* [Given instruction]: Write out each line word for word. Drop pictures.

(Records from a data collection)
start
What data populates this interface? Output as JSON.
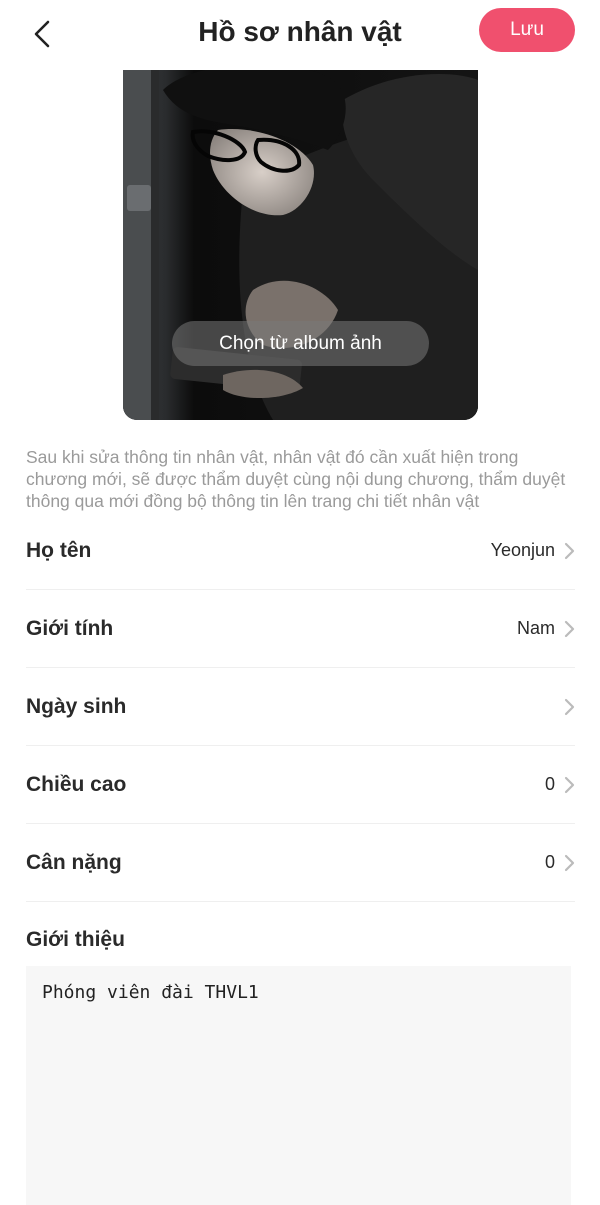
{
  "header": {
    "title": "Hồ sơ nhân vật",
    "save_label": "Lưu"
  },
  "avatar": {
    "album_button_label": "Chọn từ album ảnh"
  },
  "notice": "Sau khi sửa thông tin nhân vật, nhân vật đó cần xuất hiện trong chương mới, sẽ được thẩm duyệt cùng nội dung chương, thẩm duyệt thông qua mới đồng bộ thông tin lên trang chi tiết nhân vật",
  "fields": [
    {
      "label": "Họ tên",
      "value": "Yeonjun"
    },
    {
      "label": "Giới tính",
      "value": "Nam"
    },
    {
      "label": "Ngày sinh",
      "value": ""
    },
    {
      "label": "Chiều cao",
      "value": "0"
    },
    {
      "label": "Cân nặng",
      "value": "0"
    }
  ],
  "intro": {
    "label": "Giới thiệu",
    "text": "Phóng viên đài THVL1"
  },
  "colors": {
    "accent": "#f0506e",
    "muted_text": "#9a9a9a",
    "input_bg": "#f7f7f7"
  }
}
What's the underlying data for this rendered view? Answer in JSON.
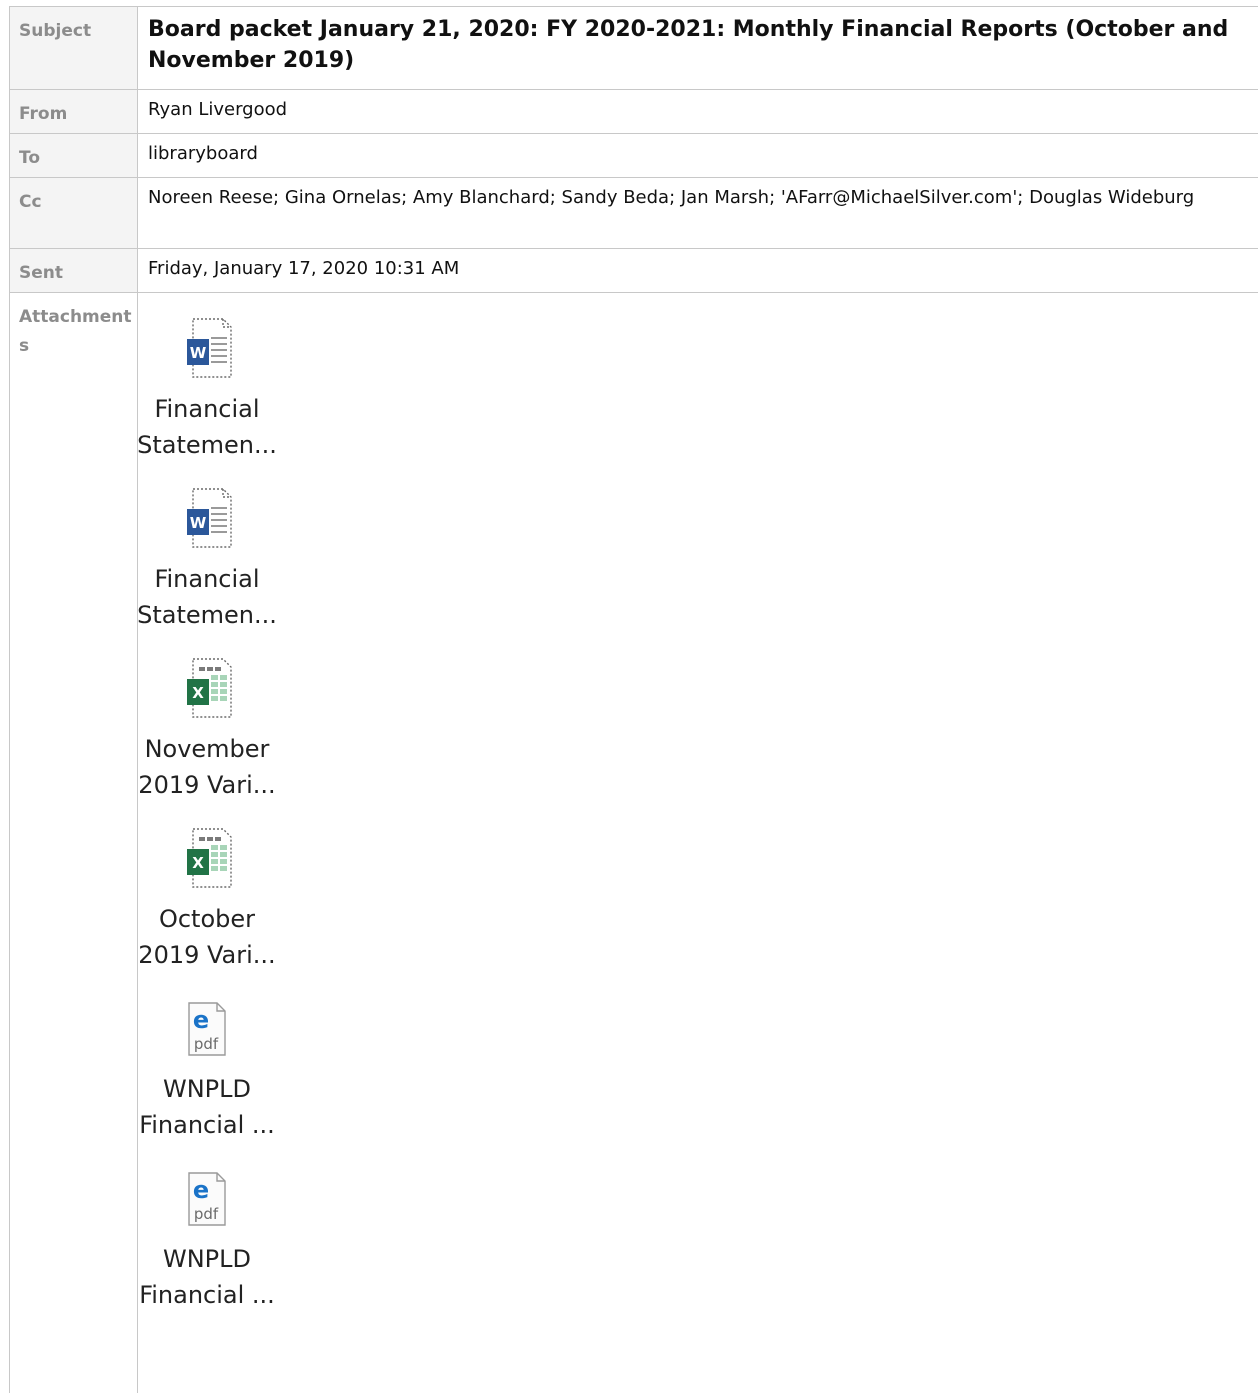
{
  "headers": {
    "subject_label": "Subject",
    "subject": "Board packet January 21, 2020: FY 2020-2021: Monthly Financial Reports (October and November 2019)",
    "from_label": "From",
    "from": "Ryan Livergood",
    "to_label": "To",
    "to": "libraryboard",
    "cc_label": "Cc",
    "cc": "Noreen Reese; Gina Ornelas; Amy Blanchard; Sandy Beda; Jan Marsh; 'AFarr@MichaelSilver.com'; Douglas Wideburg",
    "sent_label": "Sent",
    "sent": "Friday, January 17, 2020 10:31 AM",
    "attachments_label": "Attachments"
  },
  "attachments": [
    {
      "line1": "Financial",
      "line2": "Statemen...",
      "icon": "word-document-icon"
    },
    {
      "line1": "Financial",
      "line2": "Statemen...",
      "icon": "word-document-icon"
    },
    {
      "line1": "November",
      "line2": "2019 Vari...",
      "icon": "excel-spreadsheet-icon"
    },
    {
      "line1": "October",
      "line2": "2019 Vari...",
      "icon": "excel-spreadsheet-icon"
    },
    {
      "line1": "WNPLD",
      "line2": "Financial ...",
      "icon": "pdf-file-icon"
    },
    {
      "line1": "WNPLD",
      "line2": "Financial ...",
      "icon": "pdf-file-icon"
    }
  ],
  "colors": {
    "word": "#2b579a",
    "excel": "#217346",
    "edge_pdf": "#1a73c8",
    "border": "#c8c8c8",
    "label_text": "#8c8c8c"
  }
}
end
* [Correct response]:
What data populates this interface? Output as JSON.
{
  "header": {
    "title": "Hồ sơ nhân vật",
    "save_label": "Lưu"
  },
  "avatar": {
    "album_button_label": "Chọn từ album ảnh"
  },
  "notice": "Sau khi sửa thông tin nhân vật, nhân vật đó cần xuất hiện trong chương mới, sẽ được thẩm duyệt cùng nội dung chương, thẩm duyệt thông qua mới đồng bộ thông tin lên trang chi tiết nhân vật",
  "fields": [
    {
      "label": "Họ tên",
      "value": "Yeonjun"
    },
    {
      "label": "Giới tính",
      "value": "Nam"
    },
    {
      "label": "Ngày sinh",
      "value": ""
    },
    {
      "label": "Chiều cao",
      "value": "0"
    },
    {
      "label": "Cân nặng",
      "value": "0"
    }
  ],
  "intro": {
    "label": "Giới thiệu",
    "text": "Phóng viên đài THVL1"
  },
  "colors": {
    "accent": "#f0506e",
    "muted_text": "#9a9a9a",
    "input_bg": "#f7f7f7"
  }
}
What's the underlying data for this rendered view? Answer in JSON.
{
  "headers": {
    "subject_label": "Subject",
    "subject": "Board packet January 21, 2020: FY 2020-2021: Monthly Financial Reports (October and November 2019)",
    "from_label": "From",
    "from": "Ryan Livergood",
    "to_label": "To",
    "to": "libraryboard",
    "cc_label": "Cc",
    "cc": "Noreen Reese; Gina Ornelas; Amy Blanchard; Sandy Beda; Jan Marsh; 'AFarr@MichaelSilver.com'; Douglas Wideburg",
    "sent_label": "Sent",
    "sent": "Friday, January 17, 2020 10:31 AM",
    "attachments_label": "Attachments"
  },
  "attachments": [
    {
      "line1": "Financial",
      "line2": "Statemen...",
      "icon": "word-document-icon"
    },
    {
      "line1": "Financial",
      "line2": "Statemen...",
      "icon": "word-document-icon"
    },
    {
      "line1": "November",
      "line2": "2019 Vari...",
      "icon": "excel-spreadsheet-icon"
    },
    {
      "line1": "October",
      "line2": "2019 Vari...",
      "icon": "excel-spreadsheet-icon"
    },
    {
      "line1": "WNPLD",
      "line2": "Financial ...",
      "icon": "pdf-file-icon"
    },
    {
      "line1": "WNPLD",
      "line2": "Financial ...",
      "icon": "pdf-file-icon"
    }
  ],
  "colors": {
    "word": "#2b579a",
    "excel": "#217346",
    "edge_pdf": "#1a73c8",
    "border": "#c8c8c8",
    "label_text": "#8c8c8c"
  }
}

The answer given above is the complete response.